═════ Dataset extract

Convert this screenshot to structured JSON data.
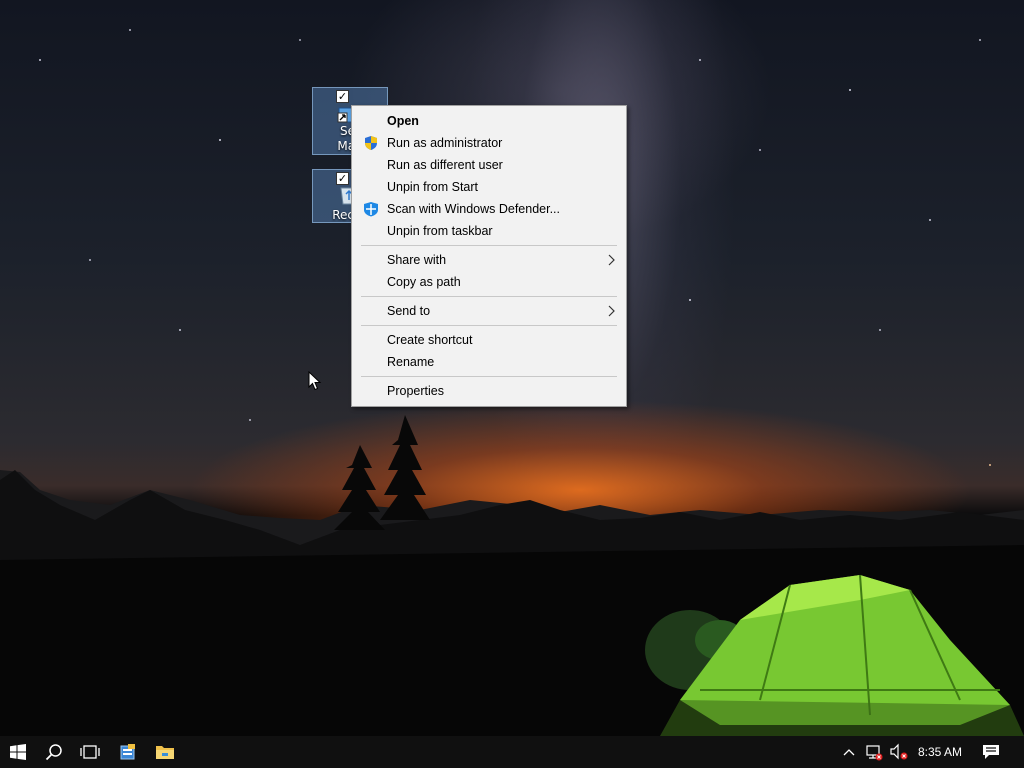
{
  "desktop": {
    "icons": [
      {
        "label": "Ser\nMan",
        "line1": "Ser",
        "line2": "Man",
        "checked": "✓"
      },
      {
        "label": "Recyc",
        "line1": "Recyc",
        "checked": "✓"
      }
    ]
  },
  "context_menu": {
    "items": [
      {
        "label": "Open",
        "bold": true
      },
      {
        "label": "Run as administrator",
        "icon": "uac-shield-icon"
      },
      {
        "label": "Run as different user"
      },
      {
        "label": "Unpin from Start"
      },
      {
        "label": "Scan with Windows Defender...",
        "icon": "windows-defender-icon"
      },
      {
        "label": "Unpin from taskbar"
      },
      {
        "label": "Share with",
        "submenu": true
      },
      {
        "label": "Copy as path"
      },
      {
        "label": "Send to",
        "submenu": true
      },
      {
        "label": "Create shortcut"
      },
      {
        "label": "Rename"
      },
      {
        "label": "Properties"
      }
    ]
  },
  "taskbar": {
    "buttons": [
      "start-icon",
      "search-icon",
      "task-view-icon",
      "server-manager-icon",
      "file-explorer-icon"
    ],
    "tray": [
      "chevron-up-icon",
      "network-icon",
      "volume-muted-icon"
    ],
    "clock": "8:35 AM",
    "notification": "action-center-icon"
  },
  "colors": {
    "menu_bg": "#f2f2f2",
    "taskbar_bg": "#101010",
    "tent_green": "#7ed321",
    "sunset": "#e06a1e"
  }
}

══════════
═════ Dataset extract

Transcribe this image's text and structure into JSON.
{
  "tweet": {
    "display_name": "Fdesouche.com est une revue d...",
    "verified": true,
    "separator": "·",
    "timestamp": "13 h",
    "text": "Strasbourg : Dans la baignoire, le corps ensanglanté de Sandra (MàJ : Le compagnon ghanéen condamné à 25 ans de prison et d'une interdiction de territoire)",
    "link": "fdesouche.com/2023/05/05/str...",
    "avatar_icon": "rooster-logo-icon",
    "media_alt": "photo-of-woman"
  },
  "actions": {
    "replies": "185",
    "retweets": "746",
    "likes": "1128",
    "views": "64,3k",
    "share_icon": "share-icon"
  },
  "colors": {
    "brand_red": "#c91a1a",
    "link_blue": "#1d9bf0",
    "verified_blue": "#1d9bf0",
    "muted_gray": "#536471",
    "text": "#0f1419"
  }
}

══════════

Task requirements
Only the number is wanted: how many lines above include the word "JSON"?

The answer
2